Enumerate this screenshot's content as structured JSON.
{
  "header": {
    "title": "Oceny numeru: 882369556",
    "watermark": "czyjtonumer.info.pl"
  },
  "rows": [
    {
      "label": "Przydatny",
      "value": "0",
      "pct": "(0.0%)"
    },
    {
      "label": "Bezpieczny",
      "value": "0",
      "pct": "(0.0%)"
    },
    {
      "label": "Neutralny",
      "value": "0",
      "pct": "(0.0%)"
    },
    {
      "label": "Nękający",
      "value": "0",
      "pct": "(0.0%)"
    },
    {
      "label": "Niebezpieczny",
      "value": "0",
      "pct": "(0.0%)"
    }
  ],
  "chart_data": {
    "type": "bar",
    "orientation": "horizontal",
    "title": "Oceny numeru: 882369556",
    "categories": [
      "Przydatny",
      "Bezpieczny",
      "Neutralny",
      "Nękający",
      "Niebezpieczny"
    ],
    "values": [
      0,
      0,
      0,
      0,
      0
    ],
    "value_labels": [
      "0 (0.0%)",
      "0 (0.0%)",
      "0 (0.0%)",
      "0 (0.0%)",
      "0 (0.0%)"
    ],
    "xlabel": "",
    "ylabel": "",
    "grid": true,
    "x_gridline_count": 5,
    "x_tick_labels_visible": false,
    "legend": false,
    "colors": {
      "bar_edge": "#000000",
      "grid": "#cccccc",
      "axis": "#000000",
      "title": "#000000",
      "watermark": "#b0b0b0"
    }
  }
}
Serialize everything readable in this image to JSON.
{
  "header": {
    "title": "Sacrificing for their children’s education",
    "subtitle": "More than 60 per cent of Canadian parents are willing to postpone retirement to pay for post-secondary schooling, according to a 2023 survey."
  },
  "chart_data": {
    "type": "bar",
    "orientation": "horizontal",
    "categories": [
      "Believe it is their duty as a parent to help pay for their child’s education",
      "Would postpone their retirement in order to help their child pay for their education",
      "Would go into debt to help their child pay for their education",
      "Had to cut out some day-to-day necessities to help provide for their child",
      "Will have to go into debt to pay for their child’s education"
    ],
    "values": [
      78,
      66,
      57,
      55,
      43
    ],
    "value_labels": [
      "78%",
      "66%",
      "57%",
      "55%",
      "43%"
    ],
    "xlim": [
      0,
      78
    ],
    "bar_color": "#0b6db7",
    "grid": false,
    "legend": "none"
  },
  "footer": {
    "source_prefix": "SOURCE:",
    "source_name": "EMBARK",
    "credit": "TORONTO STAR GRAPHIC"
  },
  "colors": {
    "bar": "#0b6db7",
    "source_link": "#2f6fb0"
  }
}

★ ★ ★ ★ ★

EXERCISE:
Give the entries again in full, exactly as they are written.

PROBLEM SOLUTION:
Enumerate this screenshot's content as structured JSON.
{
  "header": {
    "title": "Oceny numeru: 882369556",
    "watermark": "czyjtonumer.info.pl"
  },
  "rows": [
    {
      "label": "Przydatny",
      "value": "0",
      "pct": "(0.0%)"
    },
    {
      "label": "Bezpieczny",
      "value": "0",
      "pct": "(0.0%)"
    },
    {
      "label": "Neutralny",
      "value": "0",
      "pct": "(0.0%)"
    },
    {
      "label": "Nękający",
      "value": "0",
      "pct": "(0.0%)"
    },
    {
      "label": "Niebezpieczny",
      "value": "0",
      "pct": "(0.0%)"
    }
  ],
  "chart_data": {
    "type": "bar",
    "orientation": "horizontal",
    "title": "Oceny numeru: 882369556",
    "categories": [
      "Przydatny",
      "Bezpieczny",
      "Neutralny",
      "Nękający",
      "Niebezpieczny"
    ],
    "values": [
      0,
      0,
      0,
      0,
      0
    ],
    "value_labels": [
      "0 (0.0%)",
      "0 (0.0%)",
      "0 (0.0%)",
      "0 (0.0%)",
      "0 (0.0%)"
    ],
    "xlabel": "",
    "ylabel": "",
    "grid": true,
    "x_gridline_count": 5,
    "x_tick_labels_visible": false,
    "legend": false,
    "colors": {
      "bar_edge": "#000000",
      "grid": "#cccccc",
      "axis": "#000000",
      "title": "#000000",
      "watermark": "#b0b0b0"
    }
  }
}
Serialize everything readable in this image to JSON.
{
  "header": {
    "title": "Sacrificing for their children’s education",
    "subtitle": "More than 60 per cent of Canadian parents are willing to postpone retirement to pay for post-secondary schooling, according to a 2023 survey."
  },
  "chart_data": {
    "type": "bar",
    "orientation": "horizontal",
    "categories": [
      "Believe it is their duty as a parent to help pay for their child’s education",
      "Would postpone their retirement in order to help their child pay for their education",
      "Would go into debt to help their child pay for their education",
      "Had to cut out some day-to-day necessities to help provide for their child",
      "Will have to go into debt to pay for their child’s education"
    ],
    "values": [
      78,
      66,
      57,
      55,
      43
    ],
    "value_labels": [
      "78%",
      "66%",
      "57%",
      "55%",
      "43%"
    ],
    "xlim": [
      0,
      78
    ],
    "bar_color": "#0b6db7",
    "grid": false,
    "legend": "none"
  },
  "footer": {
    "source_prefix": "SOURCE:",
    "source_name": "EMBARK",
    "credit": "TORONTO STAR GRAPHIC"
  },
  "colors": {
    "bar": "#0b6db7",
    "source_link": "#2f6fb0"
  }
}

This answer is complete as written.